--- begin ---

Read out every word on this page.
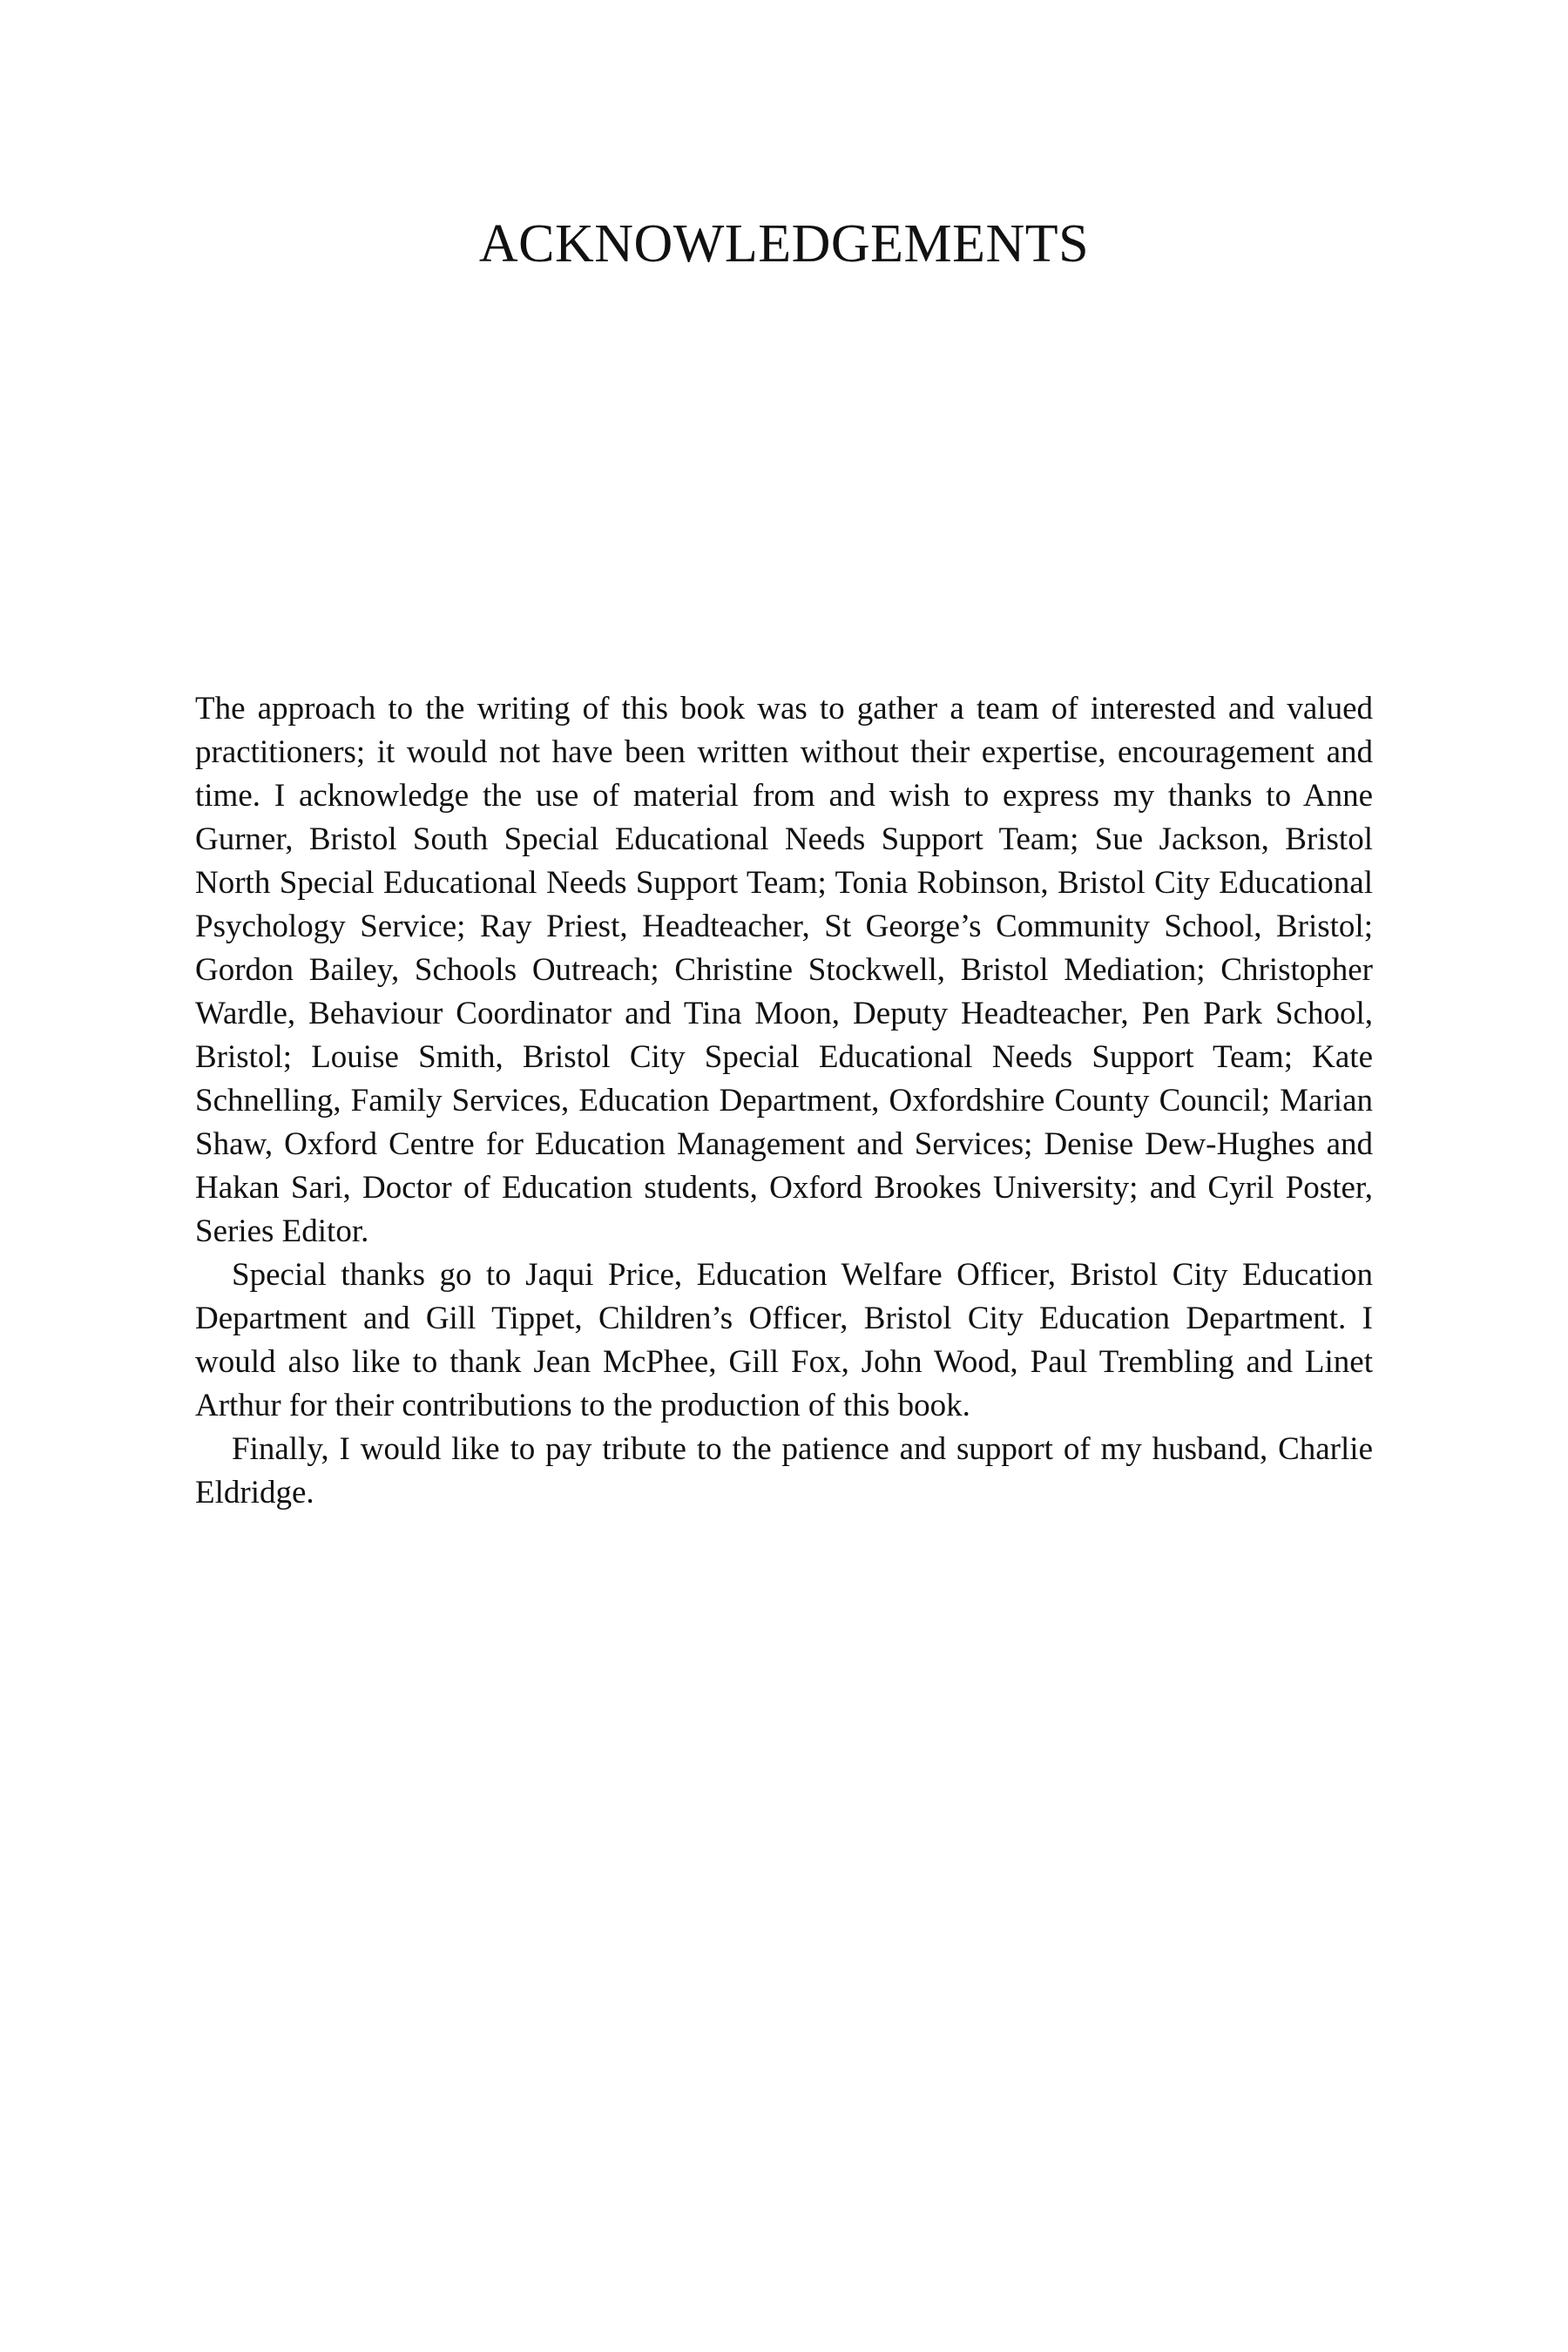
ACKNOWLEDGEMENTS

The approach to the writing of this book was to gather a team of interested and valued practitioners; it would not have been written without their expertise, encouragement and time. I acknowledge the use of material from and wish to express my thanks to Anne Gurner, Bristol South Special Educational Needs Support Team; Sue Jackson, Bristol North Special Educational Needs Support Team; Tonia Robinson, Bristol City Educational Psychology Service; Ray Priest, Headteacher, St George’s Community School, Bristol; Gordon Bailey, Schools Outreach; Christine Stockwell, Bristol Mediation; Christopher Wardle, Behaviour Coordinator and Tina Moon, Deputy Headteacher, Pen Park School, Bristol; Louise Smith, Bristol City Special Educational Needs Support Team; Kate Schnelling, Family Services, Education Department, Oxfordshire County Council; Marian Shaw, Oxford Centre for Education Management and Services; Denise Dew-Hughes and Hakan Sari, Doctor of Education students, Oxford Brookes University; and Cyril Poster, Series Editor.

Special thanks go to Jaqui Price, Education Welfare Officer, Bristol City Education Department and Gill Tippet, Children’s Officer, Bristol City Education Department. I would also like to thank Jean McPhee, Gill Fox, John Wood, Paul Trembling and Linet Arthur for their contributions to the production of this book.

Finally, I would like to pay tribute to the patience and support of my husband, Charlie Eldridge.
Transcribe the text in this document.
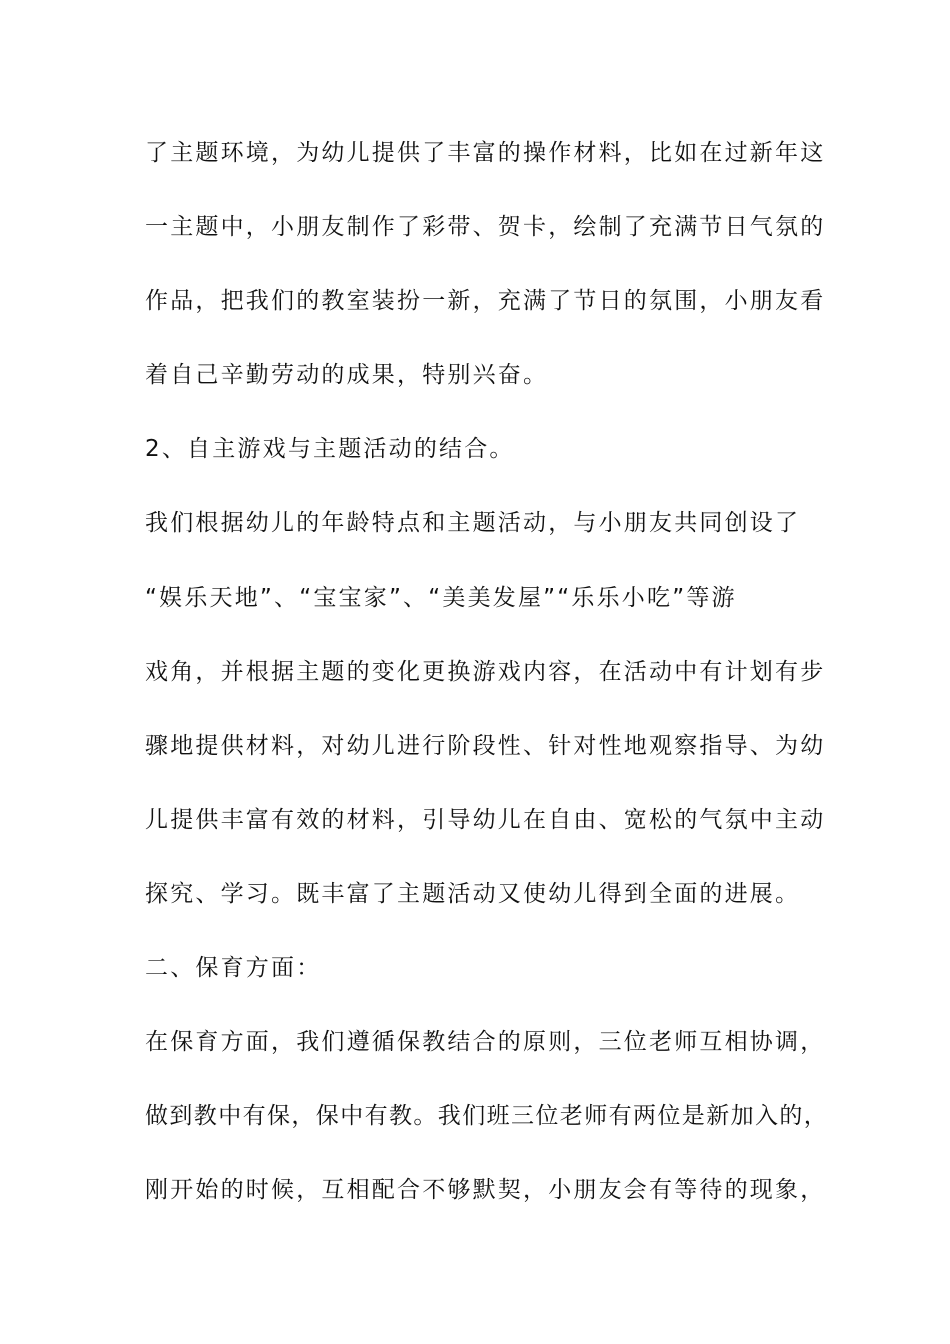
了主题环境，为幼儿提供了丰富的操作材料，比如在过新年这
一主题中，小朋友制作了彩带、贺卡，绘制了充满节日气氛的
作品，把我们的教室装扮一新，充满了节日的氛围，小朋友看
着自己辛勤劳动的成果，特别兴奋。
2、自主游戏与主题活动的结合。
我们根据幼儿的年龄特点和主题活动，与小朋友共同创设了
“娱乐天地”、“宝宝家”、“美美发屋”“乐乐小吃”等游
戏角，并根据主题的变化更换游戏内容，在活动中有计划有步
骤地提供材料，对幼儿进行阶段性、针对性地观察指导、为幼
儿提供丰富有效的材料，引导幼儿在自由、宽松的气氛中主动
探究、学习。既丰富了主题活动又使幼儿得到全面的进展。
二、保育方面：
在保育方面，我们遵循保教结合的原则，三位老师互相协调，
做到教中有保，保中有教。我们班三位老师有两位是新加入的，
刚开始的时候，互相配合不够默契，小朋友会有等待的现象，
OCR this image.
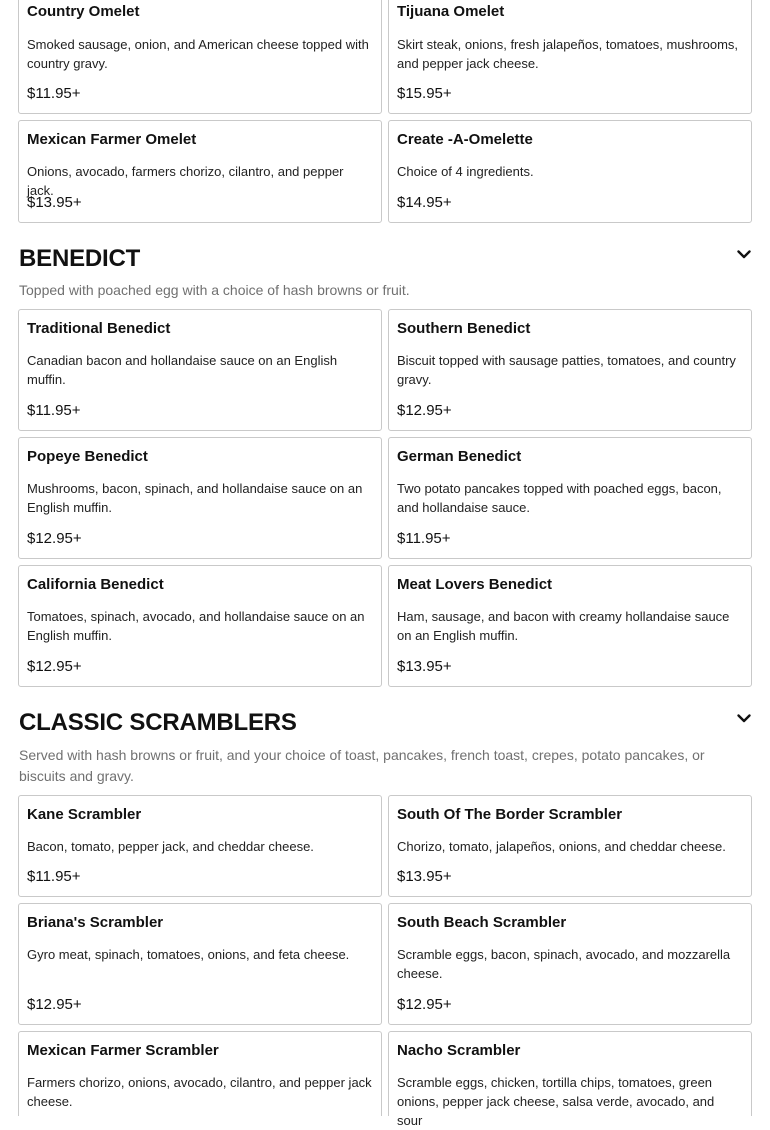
Country Omelet
Smoked sausage, onion, and American cheese topped with country gravy.
$11.95+
Tijuana Omelet
Skirt steak, onions, fresh jalapeños, tomatoes, mushrooms, and pepper jack cheese.
$15.95+
Mexican Farmer Omelet
Onions, avocado, farmers chorizo, cilantro, and pepper jack.
$13.95+
Create -A-Omelette
Choice of 4 ingredients.
$14.95+
BENEDICT
Topped with poached egg with a choice of hash browns or fruit.
Traditional Benedict
Canadian bacon and hollandaise sauce on an English muffin.
$11.95+
Southern Benedict
Biscuit topped with sausage patties, tomatoes, and country gravy.
$12.95+
Popeye Benedict
Mushrooms, bacon, spinach, and hollandaise sauce on an English muffin.
$12.95+
German Benedict
Two potato pancakes topped with poached eggs, bacon, and hollandaise sauce.
$11.95+
California Benedict
Tomatoes, spinach, avocado, and hollandaise sauce on an English muffin.
$12.95+
Meat Lovers Benedict
Ham, sausage, and bacon with creamy hollandaise sauce on an English muffin.
$13.95+
CLASSIC SCRAMBLERS
Served with hash browns or fruit, and your choice of toast, pancakes, french toast, crepes, potato pancakes, or biscuits and gravy.
Kane Scrambler
Bacon, tomato, pepper jack, and cheddar cheese.
$11.95+
South Of The Border Scrambler
Chorizo, tomato, jalapeños, onions, and cheddar cheese.
$13.95+
Briana's Scrambler
Gyro meat, spinach, tomatoes, onions, and feta cheese.
$12.95+
South Beach Scrambler
Scramble eggs, bacon, spinach, avocado, and mozzarella cheese.
$12.95+
Mexican Farmer Scrambler
Farmers chorizo, onions, avocado, cilantro, and pepper jack cheese.
Nacho Scrambler
Scramble eggs, chicken, tortilla chips, tomatoes, green onions, pepper jack cheese, salsa verde, avocado, and sour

--- end ---

Exercise task :: Images in the data above are to be skipped. Retype all other material exactly.

Solution for this problem ::
Read out every word on this page.
ACKNOWLEDGEMENTS

The approach to the writing of this book was to gather a team of interested and valued practitioners; it would not have been written without their expertise, encouragement and time. I acknowledge the use of material from and wish to express my thanks to Anne Gurner, Bristol South Special Educational Needs Support Team; Sue Jackson, Bristol North Special Educational Needs Support Team; Tonia Robinson, Bristol City Educational Psychology Service; Ray Priest, Headteacher, St George’s Community School, Bristol; Gordon Bailey, Schools Outreach; Christine Stockwell, Bristol Mediation; Christopher Wardle, Behaviour Coordinator and Tina Moon, Deputy Headteacher, Pen Park School, Bristol; Louise Smith, Bristol City Special Educational Needs Support Team; Kate Schnelling, Family Services, Education Department, Oxfordshire County Council; Marian Shaw, Oxford Centre for Education Management and Services; Denise Dew-Hughes and Hakan Sari, Doctor of Education students, Oxford Brookes University; and Cyril Poster, Series Editor.

Special thanks go to Jaqui Price, Education Welfare Officer, Bristol City Education Department and Gill Tippet, Children’s Officer, Bristol City Education Department. I would also like to thank Jean McPhee, Gill Fox, John Wood, Paul Trembling and Linet Arthur for their contributions to the production of this book.

Finally, I would like to pay tribute to the patience and support of my husband, Charlie Eldridge.
Transcribe the text in this document.
了主题环境，为幼儿提供了丰富的操作材料，比如在过新年这
一主题中，小朋友制作了彩带、贺卡，绘制了充满节日气氛的
作品，把我们的教室装扮一新，充满了节日的氛围，小朋友看
着自己辛勤劳动的成果，特别兴奋。
2、自主游戏与主题活动的结合。
我们根据幼儿的年龄特点和主题活动，与小朋友共同创设了
“娱乐天地”、“宝宝家”、“美美发屋”“乐乐小吃”等游
戏角，并根据主题的变化更换游戏内容，在活动中有计划有步
骤地提供材料，对幼儿进行阶段性、针对性地观察指导、为幼
儿提供丰富有效的材料，引导幼儿在自由、宽松的气氛中主动
探究、学习。既丰富了主题活动又使幼儿得到全面的进展。
二、保育方面：
在保育方面，我们遵循保教结合的原则，三位老师互相协调，
做到教中有保，保中有教。我们班三位老师有两位是新加入的，
刚开始的时候，互相配合不够默契，小朋友会有等待的现象，
OCR this image.
Country Omelet
Smoked sausage, onion, and American cheese topped with country gravy.
$11.95+
Tijuana Omelet
Skirt steak, onions, fresh jalapeños, tomatoes, mushrooms, and pepper jack cheese.
$15.95+
Mexican Farmer Omelet
Onions, avocado, farmers chorizo, cilantro, and pepper jack.
$13.95+
Create -A-Omelette
Choice of 4 ingredients.
$14.95+
BENEDICT
Topped with poached egg with a choice of hash browns or fruit.
Traditional Benedict
Canadian bacon and hollandaise sauce on an English muffin.
$11.95+
Southern Benedict
Biscuit topped with sausage patties, tomatoes, and country gravy.
$12.95+
Popeye Benedict
Mushrooms, bacon, spinach, and hollandaise sauce on an English muffin.
$12.95+
German Benedict
Two potato pancakes topped with poached eggs, bacon, and hollandaise sauce.
$11.95+
California Benedict
Tomatoes, spinach, avocado, and hollandaise sauce on an English muffin.
$12.95+
Meat Lovers Benedict
Ham, sausage, and bacon with creamy hollandaise sauce on an English muffin.
$13.95+
CLASSIC SCRAMBLERS
Served with hash browns or fruit, and your choice of toast, pancakes, french toast, crepes, potato pancakes, or biscuits and gravy.
Kane Scrambler
Bacon, tomato, pepper jack, and cheddar cheese.
$11.95+
South Of The Border Scrambler
Chorizo, tomato, jalapeños, onions, and cheddar cheese.
$13.95+
Briana's Scrambler
Gyro meat, spinach, tomatoes, onions, and feta cheese.
$12.95+
South Beach Scrambler
Scramble eggs, bacon, spinach, avocado, and mozzarella cheese.
$12.95+
Mexican Farmer Scrambler
Farmers chorizo, onions, avocado, cilantro, and pepper jack cheese.
Nacho Scrambler
Scramble eggs, chicken, tortilla chips, tomatoes, green onions, pepper jack cheese, salsa verde, avocado, and sour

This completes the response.